- **Aim of the task**
Keep only the lines of the data below that contain "screenshot", and copy them.

start Supplied information

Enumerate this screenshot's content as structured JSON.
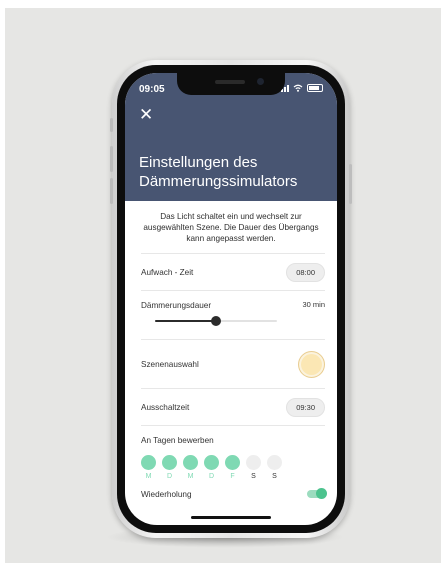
{
  "status_bar": {
    "time": "09:05"
  },
  "header": {
    "close_glyph": "✕",
    "title": "Einstellungen des Dämmerungssimulators"
  },
  "intro": "Das Licht schaltet ein und wechselt zur ausgewählten Szene. Die Dauer des Übergangs kann angepasst werden.",
  "wake_time": {
    "label": "Aufwach - Zeit",
    "value": "08:00"
  },
  "dawn_duration": {
    "label": "Dämmerungsdauer",
    "value": "30 min",
    "slider_fraction": 0.5
  },
  "scene": {
    "label": "Szenenauswahl",
    "color": "#fbe7b4"
  },
  "off_time": {
    "label": "Ausschaltzeit",
    "value": "09:30"
  },
  "days": {
    "label": "An Tagen bewerben",
    "items": [
      {
        "letter": "M",
        "active": true
      },
      {
        "letter": "D",
        "active": true
      },
      {
        "letter": "M",
        "active": true
      },
      {
        "letter": "D",
        "active": true
      },
      {
        "letter": "F",
        "active": true
      },
      {
        "letter": "S",
        "active": false
      },
      {
        "letter": "S",
        "active": false
      }
    ]
  },
  "repeat": {
    "label": "Wiederholung",
    "on": true
  },
  "colors": {
    "header": "#485572",
    "accent_green": "#7fd9b3",
    "toggle_green": "#4cc38e",
    "inactive_dot": "#eeeeee"
  }
}
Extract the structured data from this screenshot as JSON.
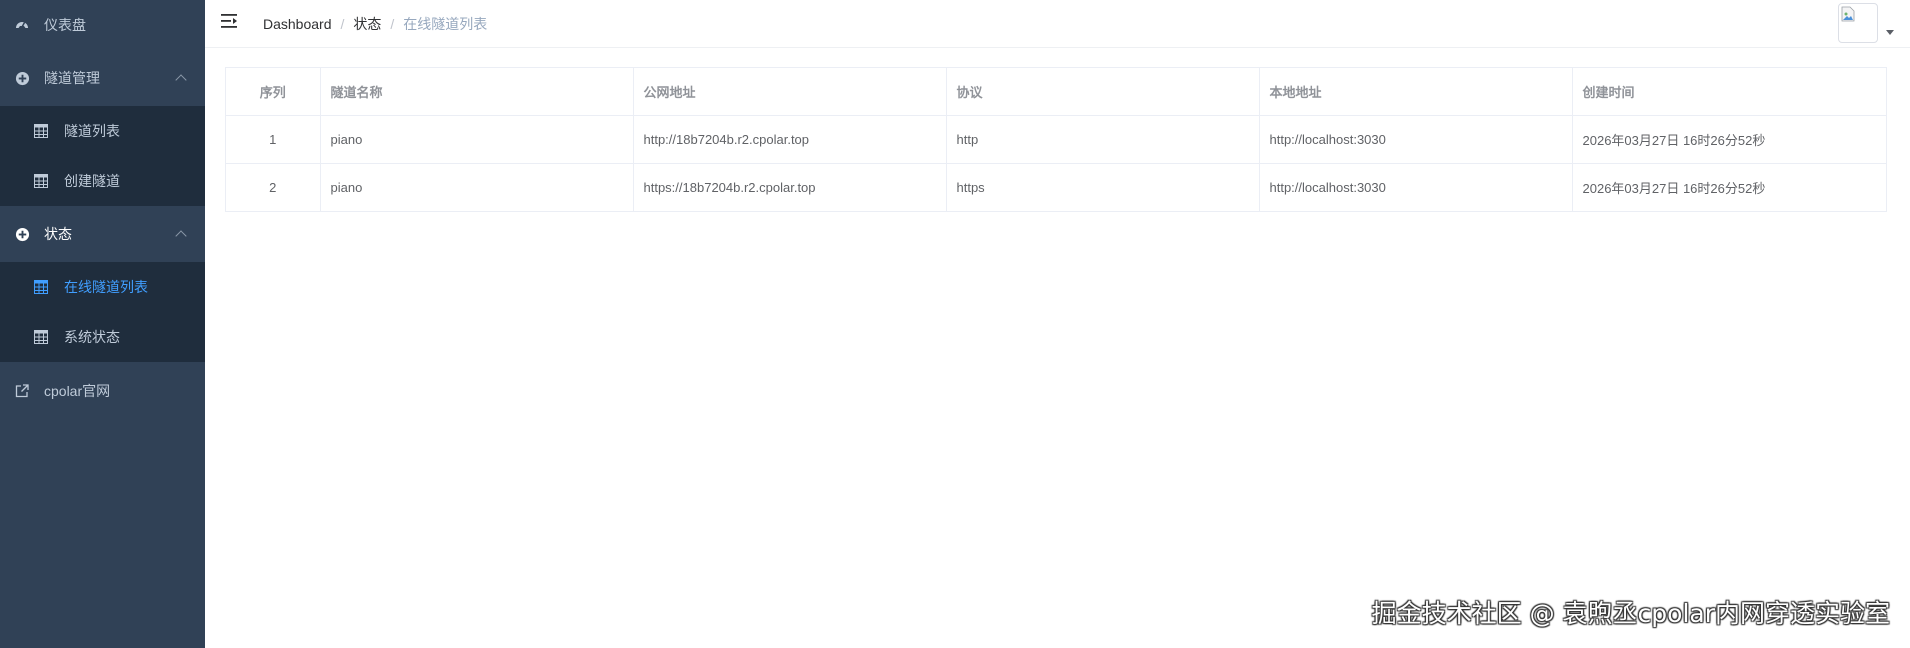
{
  "sidebar": {
    "dashboard": {
      "label": "仪表盘",
      "icon": "dashboard-icon"
    },
    "tunnel_mgmt": {
      "label": "隧道管理",
      "icon": "plus-circle-icon",
      "items": [
        {
          "label": "隧道列表"
        },
        {
          "label": "创建隧道"
        }
      ]
    },
    "status": {
      "label": "状态",
      "icon": "plus-circle-icon",
      "items": [
        {
          "label": "在线隧道列表",
          "active": true
        },
        {
          "label": "系统状态"
        }
      ]
    },
    "website": {
      "label": "cpolar官网",
      "icon": "external-link-icon"
    }
  },
  "header": {
    "breadcrumb": [
      "Dashboard",
      "状态",
      "在线隧道列表"
    ]
  },
  "table": {
    "columns": [
      "序列",
      "隧道名称",
      "公网地址",
      "协议",
      "本地地址",
      "创建时间"
    ],
    "rows": [
      [
        "1",
        "piano",
        "http://18b7204b.r2.cpolar.top",
        "http",
        "http://localhost:3030",
        "2026年03月27日 16时26分52秒"
      ],
      [
        "2",
        "piano",
        "https://18b7204b.r2.cpolar.top",
        "https",
        "http://localhost:3030",
        "2026年03月27日 16时26分52秒"
      ]
    ]
  },
  "watermark": "掘金技术社区 @ 袁煦丞cpolar内网穿透实验室",
  "colors": {
    "sidebar_bg": "#304156",
    "submenu_bg": "#1f2d3d",
    "active": "#409eff",
    "menu_text": "#bfcbd9"
  }
}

end Supplied information

- **Exercise result**
Enumerate this screenshot's content as structured JSON.
Extract the structured data from this screenshot as JSON.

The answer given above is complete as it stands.